GIVEN DATA:
★ ★ ★ ★ ★
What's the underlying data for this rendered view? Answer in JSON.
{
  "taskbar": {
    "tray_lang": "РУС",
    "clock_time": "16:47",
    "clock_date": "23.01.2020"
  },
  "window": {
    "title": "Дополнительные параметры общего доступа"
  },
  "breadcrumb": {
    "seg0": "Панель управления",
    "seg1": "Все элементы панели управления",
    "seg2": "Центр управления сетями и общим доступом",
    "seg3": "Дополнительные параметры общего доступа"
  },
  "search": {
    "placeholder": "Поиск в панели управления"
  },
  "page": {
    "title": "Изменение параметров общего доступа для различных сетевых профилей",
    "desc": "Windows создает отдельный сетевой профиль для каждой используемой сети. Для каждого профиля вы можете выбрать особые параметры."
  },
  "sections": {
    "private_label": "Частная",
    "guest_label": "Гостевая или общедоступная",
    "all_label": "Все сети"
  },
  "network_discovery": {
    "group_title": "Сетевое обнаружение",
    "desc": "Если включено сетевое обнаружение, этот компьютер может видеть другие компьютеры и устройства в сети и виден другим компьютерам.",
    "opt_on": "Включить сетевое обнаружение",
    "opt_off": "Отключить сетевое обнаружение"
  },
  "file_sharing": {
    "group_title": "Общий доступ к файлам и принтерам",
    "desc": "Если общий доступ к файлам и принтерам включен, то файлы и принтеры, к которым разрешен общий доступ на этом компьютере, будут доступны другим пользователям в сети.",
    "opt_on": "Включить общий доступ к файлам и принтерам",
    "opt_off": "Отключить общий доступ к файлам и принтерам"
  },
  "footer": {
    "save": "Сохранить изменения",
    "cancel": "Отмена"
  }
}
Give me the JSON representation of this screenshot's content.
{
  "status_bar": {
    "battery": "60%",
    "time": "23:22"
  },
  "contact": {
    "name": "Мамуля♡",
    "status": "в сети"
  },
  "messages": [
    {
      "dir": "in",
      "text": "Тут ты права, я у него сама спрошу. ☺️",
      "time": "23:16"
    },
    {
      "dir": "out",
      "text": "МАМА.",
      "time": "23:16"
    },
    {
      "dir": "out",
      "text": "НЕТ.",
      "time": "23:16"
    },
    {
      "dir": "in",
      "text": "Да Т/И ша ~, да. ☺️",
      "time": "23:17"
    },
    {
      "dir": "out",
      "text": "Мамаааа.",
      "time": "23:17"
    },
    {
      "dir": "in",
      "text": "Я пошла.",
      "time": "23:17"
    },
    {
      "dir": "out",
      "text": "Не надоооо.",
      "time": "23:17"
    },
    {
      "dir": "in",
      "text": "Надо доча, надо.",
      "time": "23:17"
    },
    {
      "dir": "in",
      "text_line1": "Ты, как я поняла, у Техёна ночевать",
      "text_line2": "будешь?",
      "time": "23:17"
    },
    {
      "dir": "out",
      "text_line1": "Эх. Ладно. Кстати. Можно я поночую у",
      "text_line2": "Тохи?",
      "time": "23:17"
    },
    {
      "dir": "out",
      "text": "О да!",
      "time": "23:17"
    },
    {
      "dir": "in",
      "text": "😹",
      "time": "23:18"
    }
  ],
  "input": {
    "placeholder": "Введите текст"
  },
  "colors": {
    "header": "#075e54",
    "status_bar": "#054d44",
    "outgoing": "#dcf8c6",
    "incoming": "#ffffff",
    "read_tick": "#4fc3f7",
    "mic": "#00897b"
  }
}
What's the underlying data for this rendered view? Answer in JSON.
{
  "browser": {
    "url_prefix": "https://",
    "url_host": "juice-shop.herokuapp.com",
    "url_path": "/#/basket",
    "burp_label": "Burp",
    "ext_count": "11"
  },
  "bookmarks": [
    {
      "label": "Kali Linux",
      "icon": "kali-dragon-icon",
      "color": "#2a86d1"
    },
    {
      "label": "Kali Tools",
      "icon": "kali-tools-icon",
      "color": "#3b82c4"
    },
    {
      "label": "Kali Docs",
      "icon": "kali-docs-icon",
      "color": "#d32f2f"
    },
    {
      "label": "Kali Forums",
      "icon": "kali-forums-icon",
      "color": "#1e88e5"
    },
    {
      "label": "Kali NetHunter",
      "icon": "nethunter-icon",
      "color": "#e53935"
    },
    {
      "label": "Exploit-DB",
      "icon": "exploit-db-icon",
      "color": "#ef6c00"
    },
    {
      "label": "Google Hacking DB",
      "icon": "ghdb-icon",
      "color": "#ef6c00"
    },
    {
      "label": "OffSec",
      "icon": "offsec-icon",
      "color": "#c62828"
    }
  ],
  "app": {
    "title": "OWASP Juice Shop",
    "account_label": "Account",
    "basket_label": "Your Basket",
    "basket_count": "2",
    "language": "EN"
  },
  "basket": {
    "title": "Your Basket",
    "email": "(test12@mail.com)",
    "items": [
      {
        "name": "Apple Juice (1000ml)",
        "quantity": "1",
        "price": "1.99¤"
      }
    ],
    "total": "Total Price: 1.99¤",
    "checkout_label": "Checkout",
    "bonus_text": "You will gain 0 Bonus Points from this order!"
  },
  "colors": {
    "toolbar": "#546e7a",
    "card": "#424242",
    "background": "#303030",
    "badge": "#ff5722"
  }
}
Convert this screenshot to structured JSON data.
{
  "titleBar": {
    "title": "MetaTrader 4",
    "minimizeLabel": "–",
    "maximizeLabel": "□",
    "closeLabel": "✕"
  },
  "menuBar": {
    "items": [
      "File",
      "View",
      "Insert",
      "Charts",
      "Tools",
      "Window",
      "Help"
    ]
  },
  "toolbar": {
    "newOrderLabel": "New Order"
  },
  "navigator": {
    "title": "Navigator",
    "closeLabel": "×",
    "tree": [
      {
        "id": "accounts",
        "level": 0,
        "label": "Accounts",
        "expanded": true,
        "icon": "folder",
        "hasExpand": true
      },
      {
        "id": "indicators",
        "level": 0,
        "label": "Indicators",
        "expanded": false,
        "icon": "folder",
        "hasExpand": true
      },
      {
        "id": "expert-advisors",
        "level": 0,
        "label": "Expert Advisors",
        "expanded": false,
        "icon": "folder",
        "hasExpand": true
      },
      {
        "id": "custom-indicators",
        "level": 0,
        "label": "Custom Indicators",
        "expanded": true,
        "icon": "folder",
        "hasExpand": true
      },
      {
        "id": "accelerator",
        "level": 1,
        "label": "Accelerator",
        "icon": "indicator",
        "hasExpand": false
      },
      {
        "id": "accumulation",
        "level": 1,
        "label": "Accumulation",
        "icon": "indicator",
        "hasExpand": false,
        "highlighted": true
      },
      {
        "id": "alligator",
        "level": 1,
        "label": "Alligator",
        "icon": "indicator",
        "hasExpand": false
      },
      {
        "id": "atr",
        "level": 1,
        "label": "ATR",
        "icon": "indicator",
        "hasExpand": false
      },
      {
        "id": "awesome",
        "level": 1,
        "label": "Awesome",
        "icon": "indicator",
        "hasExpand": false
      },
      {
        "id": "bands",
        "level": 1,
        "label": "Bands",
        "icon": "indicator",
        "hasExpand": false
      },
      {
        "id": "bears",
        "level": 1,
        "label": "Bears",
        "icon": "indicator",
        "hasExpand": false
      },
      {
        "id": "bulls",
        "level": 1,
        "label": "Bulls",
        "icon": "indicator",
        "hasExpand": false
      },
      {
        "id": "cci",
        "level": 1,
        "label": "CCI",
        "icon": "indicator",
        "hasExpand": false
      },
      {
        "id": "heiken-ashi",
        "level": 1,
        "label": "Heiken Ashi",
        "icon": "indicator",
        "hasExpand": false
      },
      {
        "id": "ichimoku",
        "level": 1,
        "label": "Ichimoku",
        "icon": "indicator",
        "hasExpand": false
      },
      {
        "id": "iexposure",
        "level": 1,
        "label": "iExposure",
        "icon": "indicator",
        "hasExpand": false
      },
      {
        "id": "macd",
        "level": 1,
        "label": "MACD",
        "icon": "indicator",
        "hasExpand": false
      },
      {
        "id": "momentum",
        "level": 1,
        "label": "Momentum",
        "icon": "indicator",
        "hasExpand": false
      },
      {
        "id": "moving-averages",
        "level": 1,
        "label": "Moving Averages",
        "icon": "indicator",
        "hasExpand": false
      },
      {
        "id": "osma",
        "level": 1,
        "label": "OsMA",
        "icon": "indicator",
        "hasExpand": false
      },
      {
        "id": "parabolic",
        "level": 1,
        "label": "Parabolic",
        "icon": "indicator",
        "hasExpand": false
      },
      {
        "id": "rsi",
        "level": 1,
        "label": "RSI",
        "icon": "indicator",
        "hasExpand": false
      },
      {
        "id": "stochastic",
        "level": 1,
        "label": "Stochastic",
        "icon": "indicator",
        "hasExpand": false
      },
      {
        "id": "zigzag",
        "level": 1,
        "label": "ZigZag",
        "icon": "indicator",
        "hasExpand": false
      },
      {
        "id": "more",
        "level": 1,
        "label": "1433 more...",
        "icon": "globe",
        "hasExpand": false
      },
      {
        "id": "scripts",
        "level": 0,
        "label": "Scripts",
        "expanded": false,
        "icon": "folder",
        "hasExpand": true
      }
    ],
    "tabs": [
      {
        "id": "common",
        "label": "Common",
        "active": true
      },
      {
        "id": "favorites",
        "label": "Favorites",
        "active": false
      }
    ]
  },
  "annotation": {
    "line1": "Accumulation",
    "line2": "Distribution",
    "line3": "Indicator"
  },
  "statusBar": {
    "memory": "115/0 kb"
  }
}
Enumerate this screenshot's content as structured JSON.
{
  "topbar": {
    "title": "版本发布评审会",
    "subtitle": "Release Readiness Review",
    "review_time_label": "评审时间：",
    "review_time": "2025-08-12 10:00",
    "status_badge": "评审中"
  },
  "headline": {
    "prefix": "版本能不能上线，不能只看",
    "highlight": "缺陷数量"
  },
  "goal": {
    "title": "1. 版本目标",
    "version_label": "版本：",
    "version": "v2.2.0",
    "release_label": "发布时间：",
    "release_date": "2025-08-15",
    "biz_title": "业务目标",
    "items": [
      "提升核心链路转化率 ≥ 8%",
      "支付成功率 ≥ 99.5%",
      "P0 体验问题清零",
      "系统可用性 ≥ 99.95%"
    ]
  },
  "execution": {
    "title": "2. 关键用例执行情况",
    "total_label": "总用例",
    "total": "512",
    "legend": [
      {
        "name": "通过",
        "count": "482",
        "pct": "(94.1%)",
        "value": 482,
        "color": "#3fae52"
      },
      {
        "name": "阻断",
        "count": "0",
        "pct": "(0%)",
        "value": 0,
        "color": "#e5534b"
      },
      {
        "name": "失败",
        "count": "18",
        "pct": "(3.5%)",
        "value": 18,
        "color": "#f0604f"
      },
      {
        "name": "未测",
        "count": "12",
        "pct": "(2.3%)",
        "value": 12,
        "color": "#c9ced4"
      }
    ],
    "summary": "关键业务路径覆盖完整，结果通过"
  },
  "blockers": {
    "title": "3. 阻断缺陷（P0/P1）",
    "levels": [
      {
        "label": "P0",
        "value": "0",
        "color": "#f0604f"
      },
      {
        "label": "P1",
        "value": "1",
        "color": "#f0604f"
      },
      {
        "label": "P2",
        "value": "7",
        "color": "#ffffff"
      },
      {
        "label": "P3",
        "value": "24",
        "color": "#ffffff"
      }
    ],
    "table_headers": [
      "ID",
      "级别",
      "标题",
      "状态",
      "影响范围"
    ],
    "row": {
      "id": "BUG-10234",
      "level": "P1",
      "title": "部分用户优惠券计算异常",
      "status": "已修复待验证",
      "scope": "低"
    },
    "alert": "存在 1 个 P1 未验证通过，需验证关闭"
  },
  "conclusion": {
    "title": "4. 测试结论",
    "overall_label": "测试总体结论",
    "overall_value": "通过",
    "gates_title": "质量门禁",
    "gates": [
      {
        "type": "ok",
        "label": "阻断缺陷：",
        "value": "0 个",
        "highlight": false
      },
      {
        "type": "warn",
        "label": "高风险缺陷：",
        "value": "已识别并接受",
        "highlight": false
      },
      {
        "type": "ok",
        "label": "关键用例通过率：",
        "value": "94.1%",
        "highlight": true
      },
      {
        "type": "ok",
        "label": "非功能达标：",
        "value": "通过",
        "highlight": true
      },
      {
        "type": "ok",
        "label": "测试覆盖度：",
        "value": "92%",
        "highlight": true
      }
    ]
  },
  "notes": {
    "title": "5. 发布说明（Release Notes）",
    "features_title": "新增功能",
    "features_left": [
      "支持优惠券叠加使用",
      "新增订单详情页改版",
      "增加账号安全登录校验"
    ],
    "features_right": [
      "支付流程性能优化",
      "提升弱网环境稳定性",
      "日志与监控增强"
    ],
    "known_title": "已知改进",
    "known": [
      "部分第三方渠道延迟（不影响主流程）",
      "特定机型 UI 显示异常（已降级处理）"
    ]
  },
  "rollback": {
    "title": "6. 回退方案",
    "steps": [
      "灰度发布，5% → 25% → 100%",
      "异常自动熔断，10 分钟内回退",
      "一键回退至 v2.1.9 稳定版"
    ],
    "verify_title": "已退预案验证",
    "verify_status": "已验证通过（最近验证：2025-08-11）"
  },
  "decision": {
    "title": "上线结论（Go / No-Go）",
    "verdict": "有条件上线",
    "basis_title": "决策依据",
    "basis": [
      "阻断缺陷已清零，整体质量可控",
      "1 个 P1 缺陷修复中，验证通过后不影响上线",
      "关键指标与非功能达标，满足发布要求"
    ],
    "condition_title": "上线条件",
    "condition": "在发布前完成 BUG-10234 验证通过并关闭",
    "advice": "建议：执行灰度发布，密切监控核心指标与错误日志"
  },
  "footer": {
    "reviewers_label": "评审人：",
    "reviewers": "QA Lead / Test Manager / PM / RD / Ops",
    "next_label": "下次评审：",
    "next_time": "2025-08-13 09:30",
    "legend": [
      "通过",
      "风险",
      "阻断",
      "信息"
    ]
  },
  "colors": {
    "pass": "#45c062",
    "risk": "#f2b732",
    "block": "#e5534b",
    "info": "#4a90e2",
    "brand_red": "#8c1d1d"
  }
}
★ ★ ★ ★ ★
WHAT IS EXPECTED:
Search the data for the string "Дополнительные" and copy each line where it appears.

FINISHED EXERCISE:
    "title": "Дополнительные параметры общего доступа"
    "seg3": "Дополнительные параметры общего доступа"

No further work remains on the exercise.